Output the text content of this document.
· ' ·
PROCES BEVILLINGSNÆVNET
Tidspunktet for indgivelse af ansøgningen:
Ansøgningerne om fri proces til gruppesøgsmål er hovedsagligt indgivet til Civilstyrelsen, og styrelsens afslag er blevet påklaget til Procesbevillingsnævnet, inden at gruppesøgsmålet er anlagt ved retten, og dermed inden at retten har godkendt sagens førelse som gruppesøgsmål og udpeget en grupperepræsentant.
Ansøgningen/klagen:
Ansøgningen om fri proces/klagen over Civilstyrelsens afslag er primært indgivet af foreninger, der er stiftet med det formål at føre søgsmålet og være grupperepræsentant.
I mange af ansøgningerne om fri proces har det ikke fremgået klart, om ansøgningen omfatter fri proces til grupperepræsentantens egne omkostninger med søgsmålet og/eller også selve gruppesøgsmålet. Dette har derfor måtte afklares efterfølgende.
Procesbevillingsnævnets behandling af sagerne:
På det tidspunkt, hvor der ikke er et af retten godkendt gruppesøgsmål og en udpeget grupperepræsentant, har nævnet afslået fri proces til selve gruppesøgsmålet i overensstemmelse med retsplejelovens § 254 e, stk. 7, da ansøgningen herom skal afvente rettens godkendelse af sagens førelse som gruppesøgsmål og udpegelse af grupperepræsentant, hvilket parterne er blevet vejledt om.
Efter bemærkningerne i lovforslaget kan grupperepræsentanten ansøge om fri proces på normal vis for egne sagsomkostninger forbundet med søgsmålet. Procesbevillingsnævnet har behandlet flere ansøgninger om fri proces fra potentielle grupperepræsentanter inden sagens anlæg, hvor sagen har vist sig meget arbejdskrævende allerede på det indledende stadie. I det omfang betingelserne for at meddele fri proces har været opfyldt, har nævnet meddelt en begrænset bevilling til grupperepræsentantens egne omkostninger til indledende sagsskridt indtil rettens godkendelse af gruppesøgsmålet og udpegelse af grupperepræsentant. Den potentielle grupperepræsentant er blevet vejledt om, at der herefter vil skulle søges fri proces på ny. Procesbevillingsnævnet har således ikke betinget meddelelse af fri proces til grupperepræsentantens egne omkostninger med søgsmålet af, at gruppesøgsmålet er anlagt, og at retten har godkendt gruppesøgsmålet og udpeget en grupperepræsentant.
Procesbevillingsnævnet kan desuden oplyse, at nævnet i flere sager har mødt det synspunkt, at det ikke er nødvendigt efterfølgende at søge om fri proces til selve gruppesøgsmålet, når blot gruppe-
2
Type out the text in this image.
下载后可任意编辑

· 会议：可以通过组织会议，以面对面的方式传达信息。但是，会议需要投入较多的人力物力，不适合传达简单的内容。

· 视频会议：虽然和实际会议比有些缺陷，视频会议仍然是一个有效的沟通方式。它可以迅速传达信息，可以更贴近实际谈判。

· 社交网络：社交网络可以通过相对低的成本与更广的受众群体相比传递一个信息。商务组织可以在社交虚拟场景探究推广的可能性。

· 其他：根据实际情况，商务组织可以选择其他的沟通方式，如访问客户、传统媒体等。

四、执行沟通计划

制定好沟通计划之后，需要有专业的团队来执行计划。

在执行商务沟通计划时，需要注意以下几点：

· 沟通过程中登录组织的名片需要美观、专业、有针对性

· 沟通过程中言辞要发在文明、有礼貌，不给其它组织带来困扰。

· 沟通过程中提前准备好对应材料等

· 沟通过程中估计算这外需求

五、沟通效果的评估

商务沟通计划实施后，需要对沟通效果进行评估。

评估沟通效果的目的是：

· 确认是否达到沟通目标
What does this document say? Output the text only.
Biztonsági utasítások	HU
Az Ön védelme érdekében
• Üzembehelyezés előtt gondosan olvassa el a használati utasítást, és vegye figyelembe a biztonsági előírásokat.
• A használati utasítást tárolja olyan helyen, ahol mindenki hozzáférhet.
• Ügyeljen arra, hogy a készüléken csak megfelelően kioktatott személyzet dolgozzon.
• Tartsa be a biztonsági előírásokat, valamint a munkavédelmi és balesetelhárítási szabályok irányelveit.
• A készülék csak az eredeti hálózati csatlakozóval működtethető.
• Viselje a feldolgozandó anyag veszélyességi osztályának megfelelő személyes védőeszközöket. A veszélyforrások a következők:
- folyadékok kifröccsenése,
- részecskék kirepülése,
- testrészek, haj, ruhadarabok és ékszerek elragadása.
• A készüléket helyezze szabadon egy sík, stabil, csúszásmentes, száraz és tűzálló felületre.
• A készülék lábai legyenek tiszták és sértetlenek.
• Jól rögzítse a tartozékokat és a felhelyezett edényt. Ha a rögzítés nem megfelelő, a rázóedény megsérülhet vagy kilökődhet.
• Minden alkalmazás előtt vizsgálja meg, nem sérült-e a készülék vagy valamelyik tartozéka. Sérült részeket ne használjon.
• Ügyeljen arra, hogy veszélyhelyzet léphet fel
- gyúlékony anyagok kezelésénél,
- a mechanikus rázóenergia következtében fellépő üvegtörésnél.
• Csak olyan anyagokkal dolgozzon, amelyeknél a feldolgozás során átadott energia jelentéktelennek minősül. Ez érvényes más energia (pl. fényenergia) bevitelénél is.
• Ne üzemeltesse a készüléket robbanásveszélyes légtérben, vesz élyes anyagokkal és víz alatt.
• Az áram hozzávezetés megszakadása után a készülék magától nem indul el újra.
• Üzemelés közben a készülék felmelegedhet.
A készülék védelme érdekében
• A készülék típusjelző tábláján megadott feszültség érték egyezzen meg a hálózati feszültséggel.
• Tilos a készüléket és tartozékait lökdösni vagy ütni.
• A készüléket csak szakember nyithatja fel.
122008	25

+++++

▸ To be done:
Go through the records and print each one exactly.

▸ Answer to the exercise:
Output the text content of this document.
· ' ·
PROCES BEVILLINGSNÆVNET
Tidspunktet for indgivelse af ansøgningen:
Ansøgningerne om fri proces til gruppesøgsmål er hovedsagligt indgivet til Civilstyrelsen, og styrelsens afslag er blevet påklaget til Procesbevillingsnævnet, inden at gruppesøgsmålet er anlagt ved retten, og dermed inden at retten har godkendt sagens førelse som gruppesøgsmål og udpeget en grupperepræsentant.
Ansøgningen/klagen:
Ansøgningen om fri proces/klagen over Civilstyrelsens afslag er primært indgivet af foreninger, der er stiftet med det formål at føre søgsmålet og være grupperepræsentant.
I mange af ansøgningerne om fri proces har det ikke fremgået klart, om ansøgningen omfatter fri proces til grupperepræsentantens egne omkostninger med søgsmålet og/eller også selve gruppesøgsmålet. Dette har derfor måtte afklares efterfølgende.
Procesbevillingsnævnets behandling af sagerne:
På det tidspunkt, hvor der ikke er et af retten godkendt gruppesøgsmål og en udpeget grupperepræsentant, har nævnet afslået fri proces til selve gruppesøgsmålet i overensstemmelse med retsplejelovens § 254 e, stk. 7, da ansøgningen herom skal afvente rettens godkendelse af sagens førelse som gruppesøgsmål og udpegelse af grupperepræsentant, hvilket parterne er blevet vejledt om.
Efter bemærkningerne i lovforslaget kan grupperepræsentanten ansøge om fri proces på normal vis for egne sagsomkostninger forbundet med søgsmålet. Procesbevillingsnævnet har behandlet flere ansøgninger om fri proces fra potentielle grupperepræsentanter inden sagens anlæg, hvor sagen har vist sig meget arbejdskrævende allerede på det indledende stadie. I det omfang betingelserne for at meddele fri proces har været opfyldt, har nævnet meddelt en begrænset bevilling til grupperepræsentantens egne omkostninger til indledende sagsskridt indtil rettens godkendelse af gruppesøgsmålet og udpegelse af grupperepræsentant. Den potentielle grupperepræsentant er blevet vejledt om, at der herefter vil skulle søges fri proces på ny. Procesbevillingsnævnet har således ikke betinget meddelelse af fri proces til grupperepræsentantens egne omkostninger med søgsmålet af, at gruppesøgsmålet er anlagt, og at retten har godkendt gruppesøgsmålet og udpeget en grupperepræsentant.
Procesbevillingsnævnet kan desuden oplyse, at nævnet i flere sager har mødt det synspunkt, at det ikke er nødvendigt efterfølgende at søge om fri proces til selve gruppesøgsmålet, når blot gruppe-
2
Type out the text in this image.
下载后可任意编辑

· 会议：可以通过组织会议，以面对面的方式传达信息。但是，会议需要投入较多的人力物力，不适合传达简单的内容。

· 视频会议：虽然和实际会议比有些缺陷，视频会议仍然是一个有效的沟通方式。它可以迅速传达信息，可以更贴近实际谈判。

· 社交网络：社交网络可以通过相对低的成本与更广的受众群体相比传递一个信息。商务组织可以在社交虚拟场景探究推广的可能性。

· 其他：根据实际情况，商务组织可以选择其他的沟通方式，如访问客户、传统媒体等。

四、执行沟通计划

制定好沟通计划之后，需要有专业的团队来执行计划。

在执行商务沟通计划时，需要注意以下几点：

· 沟通过程中登录组织的名片需要美观、专业、有针对性

· 沟通过程中言辞要发在文明、有礼貌，不给其它组织带来困扰。

· 沟通过程中提前准备好对应材料等

· 沟通过程中估计算这外需求

五、沟通效果的评估

商务沟通计划实施后，需要对沟通效果进行评估。

评估沟通效果的目的是：

· 确认是否达到沟通目标
What does this document say? Output the text only.
Biztonsági utasítások	HU
Az Ön védelme érdekében
• Üzembehelyezés előtt gondosan olvassa el a használati utasítást, és vegye figyelembe a biztonsági előírásokat.
• A használati utasítást tárolja olyan helyen, ahol mindenki hozzáférhet.
• Ügyeljen arra, hogy a készüléken csak megfelelően kioktatott személyzet dolgozzon.
• Tartsa be a biztonsági előírásokat, valamint a munkavédelmi és balesetelhárítási szabályok irányelveit.
• A készülék csak az eredeti hálózati csatlakozóval működtethető.
• Viselje a feldolgozandó anyag veszélyességi osztályának megfelelő személyes védőeszközöket. A veszélyforrások a következők:
- folyadékok kifröccsenése,
- részecskék kirepülése,
- testrészek, haj, ruhadarabok és ékszerek elragadása.
• A készüléket helyezze szabadon egy sík, stabil, csúszásmentes, száraz és tűzálló felületre.
• A készülék lábai legyenek tiszták és sértetlenek.
• Jól rögzítse a tartozékokat és a felhelyezett edényt. Ha a rögzítés nem megfelelő, a rázóedény megsérülhet vagy kilökődhet.
• Minden alkalmazás előtt vizsgálja meg, nem sérült-e a készülék vagy valamelyik tartozéka. Sérült részeket ne használjon.
• Ügyeljen arra, hogy veszélyhelyzet léphet fel
- gyúlékony anyagok kezelésénél,
- a mechanikus rázóenergia következtében fellépő üvegtörésnél.
• Csak olyan anyagokkal dolgozzon, amelyeknél a feldolgozás során átadott energia jelentéktelennek minősül. Ez érvényes más energia (pl. fényenergia) bevitelénél is.
• Ne üzemeltesse a készüléket robbanásveszélyes légtérben, vesz élyes anyagokkal és víz alatt.
• Az áram hozzávezetés megszakadása után a készülék magától nem indul el újra.
• Üzemelés közben a készülék felmelegedhet.
A készülék védelme érdekében
• A készülék típusjelző tábláján megadott feszültség érték egyezzen meg a hálózati feszültséggel.
• Tilos a készüléket és tartozékait lökdösni vagy ütni.
• A készüléket csak szakember nyithatja fel.
122008	25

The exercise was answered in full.